[[ Dataset content open ]]
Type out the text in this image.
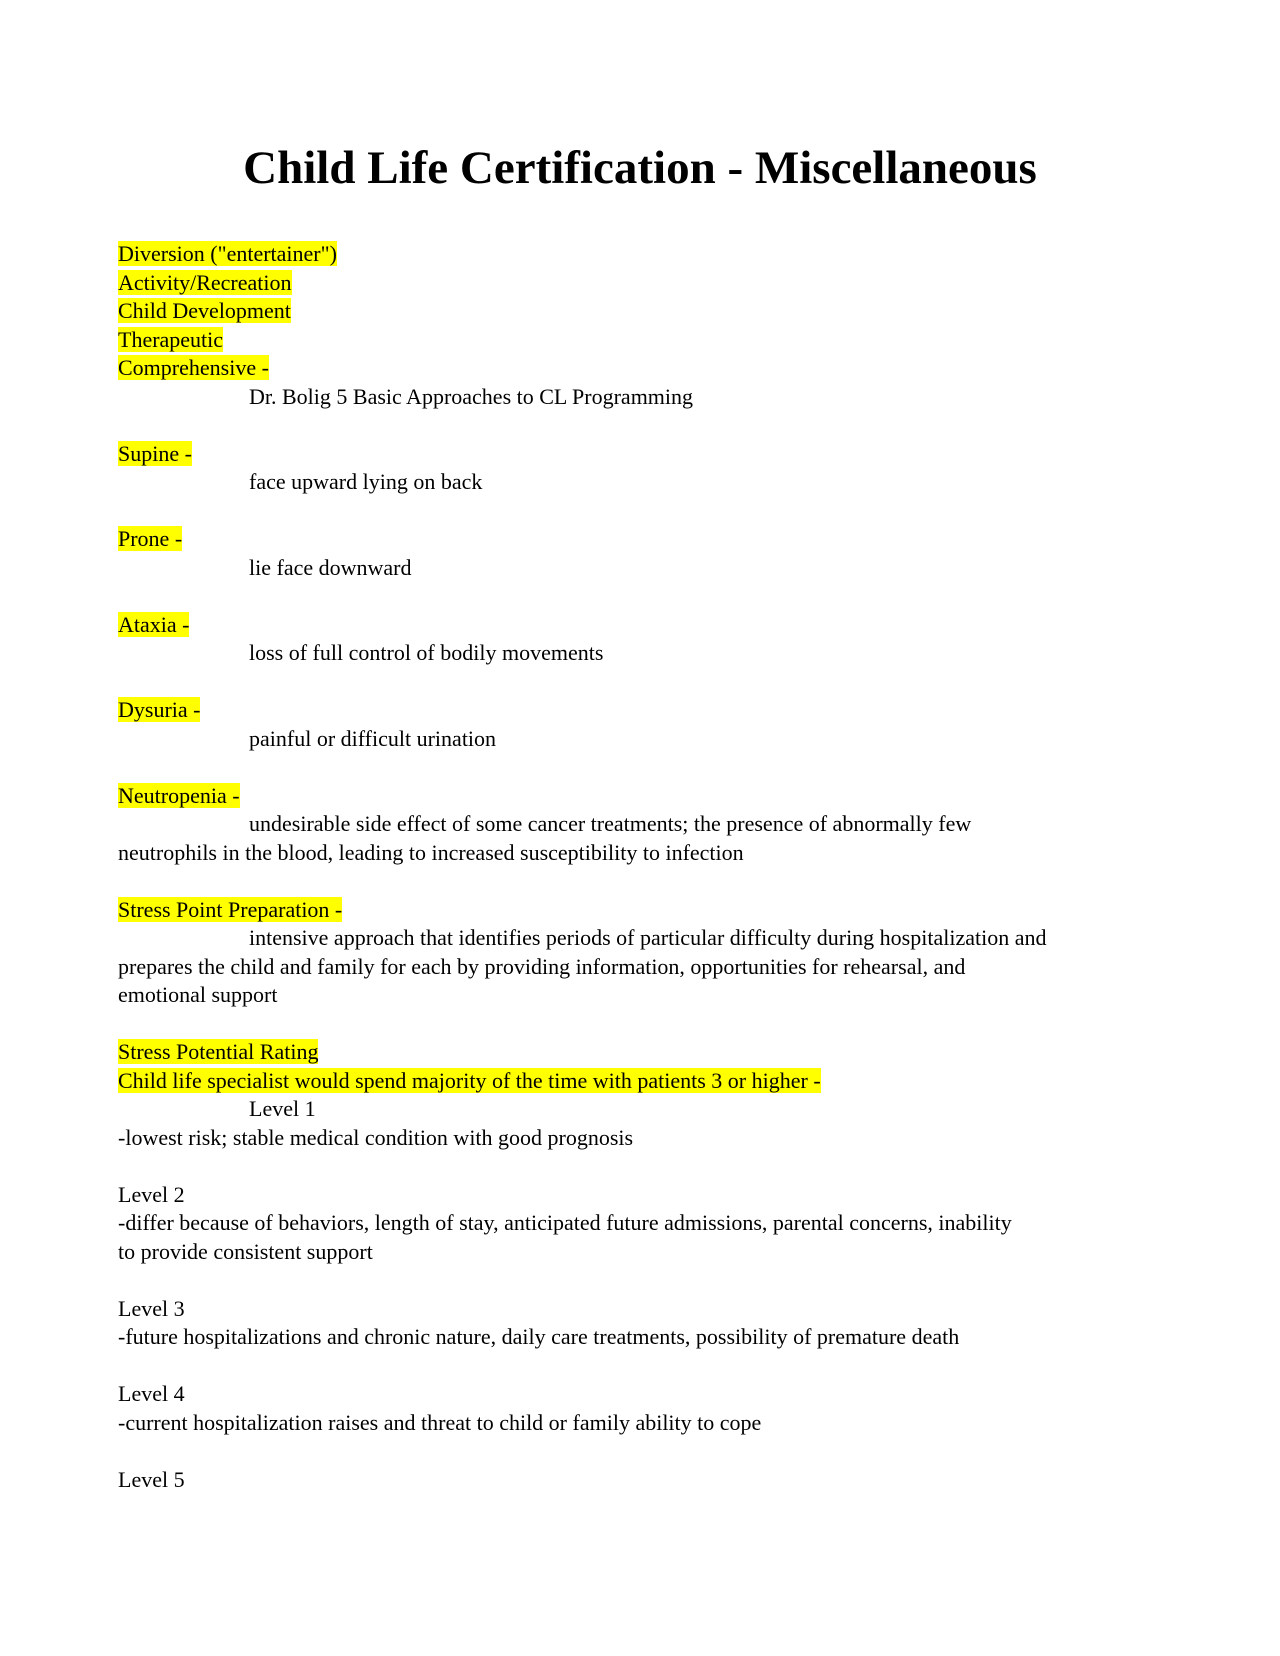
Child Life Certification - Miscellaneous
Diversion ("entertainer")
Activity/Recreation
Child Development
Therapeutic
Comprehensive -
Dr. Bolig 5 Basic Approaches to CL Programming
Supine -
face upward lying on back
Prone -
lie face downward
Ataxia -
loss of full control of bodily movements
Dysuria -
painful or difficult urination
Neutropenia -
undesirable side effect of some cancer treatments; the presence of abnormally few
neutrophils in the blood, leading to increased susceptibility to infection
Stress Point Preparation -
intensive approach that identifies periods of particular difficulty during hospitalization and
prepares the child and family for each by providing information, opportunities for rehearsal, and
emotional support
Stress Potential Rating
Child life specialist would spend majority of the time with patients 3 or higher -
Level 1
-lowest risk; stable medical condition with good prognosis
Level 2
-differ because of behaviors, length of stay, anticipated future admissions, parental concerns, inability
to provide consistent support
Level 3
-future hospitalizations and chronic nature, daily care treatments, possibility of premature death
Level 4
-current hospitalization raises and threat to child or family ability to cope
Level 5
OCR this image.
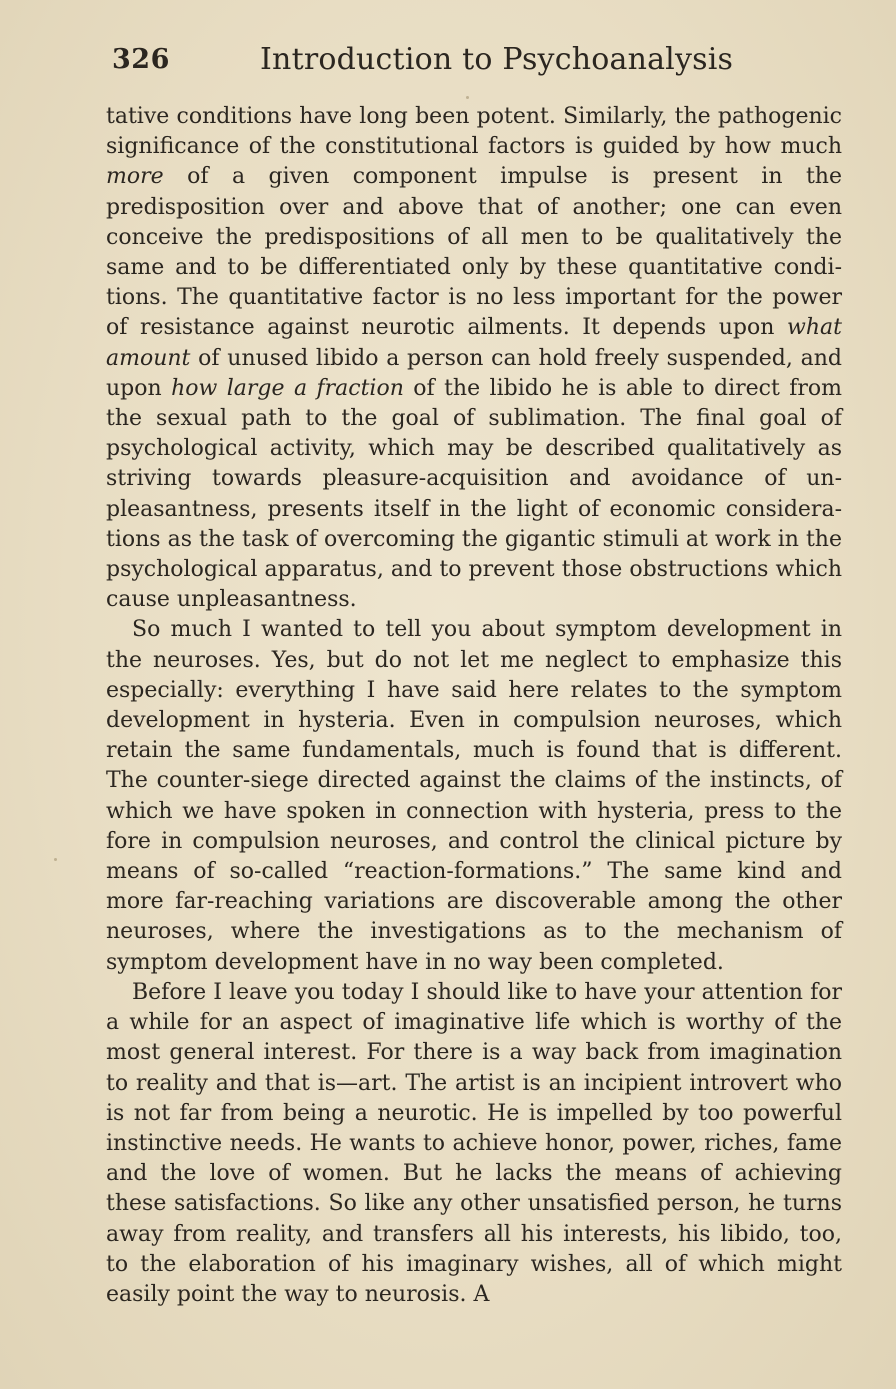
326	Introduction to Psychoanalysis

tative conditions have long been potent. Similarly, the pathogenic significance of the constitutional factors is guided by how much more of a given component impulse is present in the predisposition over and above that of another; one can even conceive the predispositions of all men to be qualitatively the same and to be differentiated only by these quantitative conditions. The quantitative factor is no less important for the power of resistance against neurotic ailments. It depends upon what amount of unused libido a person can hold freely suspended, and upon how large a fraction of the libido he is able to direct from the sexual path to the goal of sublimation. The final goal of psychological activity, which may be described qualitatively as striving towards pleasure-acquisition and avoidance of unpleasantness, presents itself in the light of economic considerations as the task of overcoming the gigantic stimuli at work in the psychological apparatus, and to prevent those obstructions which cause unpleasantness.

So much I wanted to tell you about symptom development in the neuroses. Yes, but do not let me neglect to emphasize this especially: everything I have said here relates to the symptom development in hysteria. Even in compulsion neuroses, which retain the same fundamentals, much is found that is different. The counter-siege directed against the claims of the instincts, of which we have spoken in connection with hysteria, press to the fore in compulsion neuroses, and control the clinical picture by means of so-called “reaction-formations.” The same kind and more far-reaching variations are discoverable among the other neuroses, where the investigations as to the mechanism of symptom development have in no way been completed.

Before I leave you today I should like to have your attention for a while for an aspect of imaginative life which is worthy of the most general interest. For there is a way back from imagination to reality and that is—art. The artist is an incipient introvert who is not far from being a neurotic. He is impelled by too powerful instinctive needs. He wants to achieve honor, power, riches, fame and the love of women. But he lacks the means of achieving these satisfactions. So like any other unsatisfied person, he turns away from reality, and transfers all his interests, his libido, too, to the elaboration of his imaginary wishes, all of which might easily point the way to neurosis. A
[[ Dataset content closed ]]
What to produce: Repeat all of the listing above word for word, and exclude the pictures.

Solution to the exercise:
Type out the text in this image.
Child Life Certification - Miscellaneous
Diversion ("entertainer")
Activity/Recreation
Child Development
Therapeutic
Comprehensive -
Dr. Bolig 5 Basic Approaches to CL Programming
Supine -
face upward lying on back
Prone -
lie face downward
Ataxia -
loss of full control of bodily movements
Dysuria -
painful or difficult urination
Neutropenia -
undesirable side effect of some cancer treatments; the presence of abnormally few
neutrophils in the blood, leading to increased susceptibility to infection
Stress Point Preparation -
intensive approach that identifies periods of particular difficulty during hospitalization and
prepares the child and family for each by providing information, opportunities for rehearsal, and
emotional support
Stress Potential Rating
Child life specialist would spend majority of the time with patients 3 or higher -
Level 1
-lowest risk; stable medical condition with good prognosis
Level 2
-differ because of behaviors, length of stay, anticipated future admissions, parental concerns, inability
to provide consistent support
Level 3
-future hospitalizations and chronic nature, daily care treatments, possibility of premature death
Level 4
-current hospitalization raises and threat to child or family ability to cope
Level 5
OCR this image.
326	Introduction to Psychoanalysis

tative conditions have long been potent. Similarly, the pathogenic significance of the constitutional factors is guided by how much more of a given component impulse is present in the predisposition over and above that of another; one can even conceive the predispositions of all men to be qualitatively the same and to be differentiated only by these quantitative conditions. The quantitative factor is no less important for the power of resistance against neurotic ailments. It depends upon what amount of unused libido a person can hold freely suspended, and upon how large a fraction of the libido he is able to direct from the sexual path to the goal of sublimation. The final goal of psychological activity, which may be described qualitatively as striving towards pleasure-acquisition and avoidance of unpleasantness, presents itself in the light of economic considerations as the task of overcoming the gigantic stimuli at work in the psychological apparatus, and to prevent those obstructions which cause unpleasantness.

So much I wanted to tell you about symptom development in the neuroses. Yes, but do not let me neglect to emphasize this especially: everything I have said here relates to the symptom development in hysteria. Even in compulsion neuroses, which retain the same fundamentals, much is found that is different. The counter-siege directed against the claims of the instincts, of which we have spoken in connection with hysteria, press to the fore in compulsion neuroses, and control the clinical picture by means of so-called “reaction-formations.” The same kind and more far-reaching variations are discoverable among the other neuroses, where the investigations as to the mechanism of symptom development have in no way been completed.

Before I leave you today I should like to have your attention for a while for an aspect of imaginative life which is worthy of the most general interest. For there is a way back from imagination to reality and that is—art. The artist is an incipient introvert who is not far from being a neurotic. He is impelled by too powerful instinctive needs. He wants to achieve honor, power, riches, fame and the love of women. But he lacks the means of achieving these satisfactions. So like any other unsatisfied person, he turns away from reality, and transfers all his interests, his libido, too, to the elaboration of his imaginary wishes, all of which might easily point the way to neurosis. A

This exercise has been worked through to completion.